TASK OBJECTIVE: Would you repeat the listing exactly but omit every picture?

SUPPLIED DATA:
------------------------------------------------------------------------

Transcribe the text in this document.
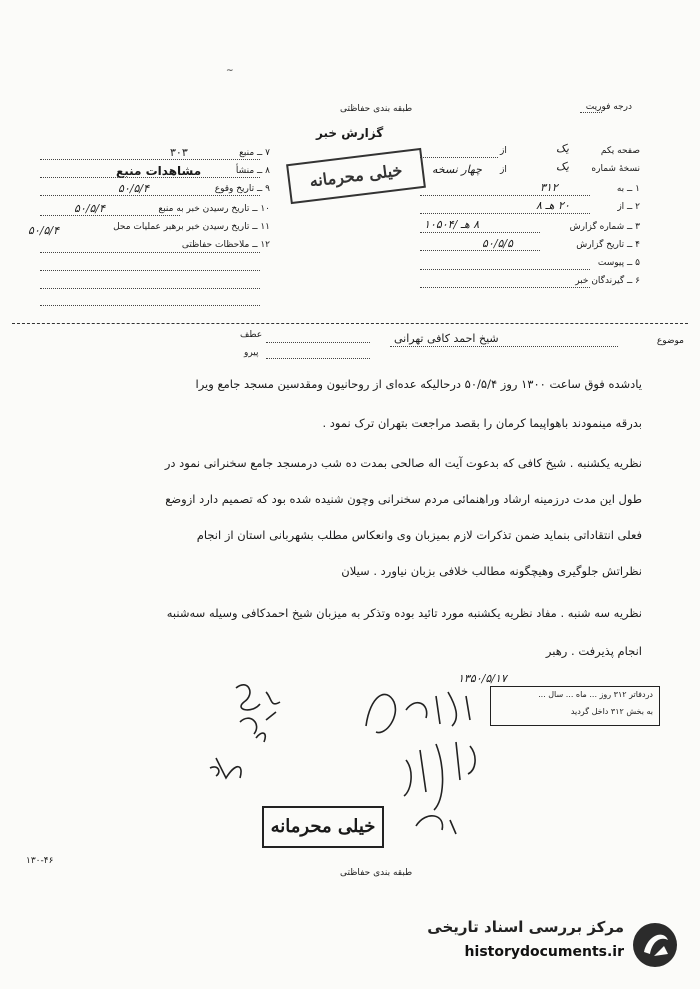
~
درجه فوریت
طبقه بندی حفاظتی
گزارش خبر
۷ ــ منبع
۳۰۳
۸ ــ منشأ
مشاهدات منبع
۹ ــ تاریخ وقوع
۵۰/۵/۴
۱۰ ــ تاریخ رسیدن خبر به منبع
۵۰/۵/۴
۱۱ ــ تاریخ رسیدن خبر برهبر عملیات محل
۵۰/۵/۴
۱۲ ــ ملاحظات حفاظتی
صفحه یکم
یک
از
نسخهٔ شماره
یک
از
چهار نسخه
۱ ــ به
۳۱۲
۲ ــ از
۲۰ هـ ۸
۳ ــ شماره گزارش
۸ هـ /۱۰۵۰۴
۴ ــ تاریخ گزارش
۵۰/۵/۵
۵ ــ پیوست
۶ ــ گیرندگان خبر
خیلی محرمانه
موضوع
شیخ احمد کافی تهرانی
عطف
پیرو
یادشده فوق ساعت ۱۳۰۰ روز ۵۰/۵/۴ درحالیکه عده‌ای از روحانیون ومقدسین مسجد جامع ویرا
بدرقه مینمودند باهواپیما کرمان را بقصد مراجعت بتهران ترک نمود .
نظریه یکشنبه . شیخ کافی که بدعوت آیت اله صالحی بمدت ده شب درمسجد جامع سخنرانی نمود در
طول این مدت درزمینه ارشاد وراهنمائی مردم سخنرانی وچون شنیده شده بود که تصمیم دارد ازوضع
فعلی انتقاداتی بنماید ضمن تذکرات لازم بمیزبان وی وانعکاس مطلب بشهربانی استان از انجام
نظراتش جلوگیری وهیچگونه مطالب خلافی بزبان نیاورد . سیلان
نظریه سه شنبه . مفاد نظریه یکشنبه مورد تائید بوده وتذکر به میزبان شیخ احمدکافی وسیله سه‌شنبه
انجام پذیرفت . رهبر
دردفاتر ۳۱۲ روز ... ماه ... سال ...
به بخش ۳۱۲ داخل گردید
۱۳۵۰/۵/۱۷
خیلی محرمانه
طبقه بندی حفاظتی
۱۳۰-۴۶
مرکز بررسی اسناد تاریخی
historydocuments.ir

------------------------------------------------------------------------

WRITTEN SOLUTION:
Transcribe the text in this document.
~
درجه فوریت
طبقه بندی حفاظتی
گزارش خبر
۷ ــ منبع
۳۰۳
۸ ــ منشأ
مشاهدات منبع
۹ ــ تاریخ وقوع
۵۰/۵/۴
۱۰ ــ تاریخ رسیدن خبر به منبع
۵۰/۵/۴
۱۱ ــ تاریخ رسیدن خبر برهبر عملیات محل
۵۰/۵/۴
۱۲ ــ ملاحظات حفاظتی
صفحه یکم
یک
از
نسخهٔ شماره
یک
از
چهار نسخه
۱ ــ به
۳۱۲
۲ ــ از
۲۰ هـ ۸
۳ ــ شماره گزارش
۸ هـ /۱۰۵۰۴
۴ ــ تاریخ گزارش
۵۰/۵/۵
۵ ــ پیوست
۶ ــ گیرندگان خبر
خیلی محرمانه
موضوع
شیخ احمد کافی تهرانی
عطف
پیرو
یادشده فوق ساعت ۱۳۰۰ روز ۵۰/۵/۴ درحالیکه عده‌ای از روحانیون ومقدسین مسجد جامع ویرا
بدرقه مینمودند باهواپیما کرمان را بقصد مراجعت بتهران ترک نمود .
نظریه یکشنبه . شیخ کافی که بدعوت آیت اله صالحی بمدت ده شب درمسجد جامع سخنرانی نمود در
طول این مدت درزمینه ارشاد وراهنمائی مردم سخنرانی وچون شنیده شده بود که تصمیم دارد ازوضع
فعلی انتقاداتی بنماید ضمن تذکرات لازم بمیزبان وی وانعکاس مطلب بشهربانی استان از انجام
نظراتش جلوگیری وهیچگونه مطالب خلافی بزبان نیاورد . سیلان
نظریه سه شنبه . مفاد نظریه یکشنبه مورد تائید بوده وتذکر به میزبان شیخ احمدکافی وسیله سه‌شنبه
انجام پذیرفت . رهبر
دردفاتر ۳۱۲ روز ... ماه ... سال ...
به بخش ۳۱۲ داخل گردید
۱۳۵۰/۵/۱۷
خیلی محرمانه
طبقه بندی حفاظتی
۱۳۰-۴۶
مرکز بررسی اسناد تاریخی
historydocuments.ir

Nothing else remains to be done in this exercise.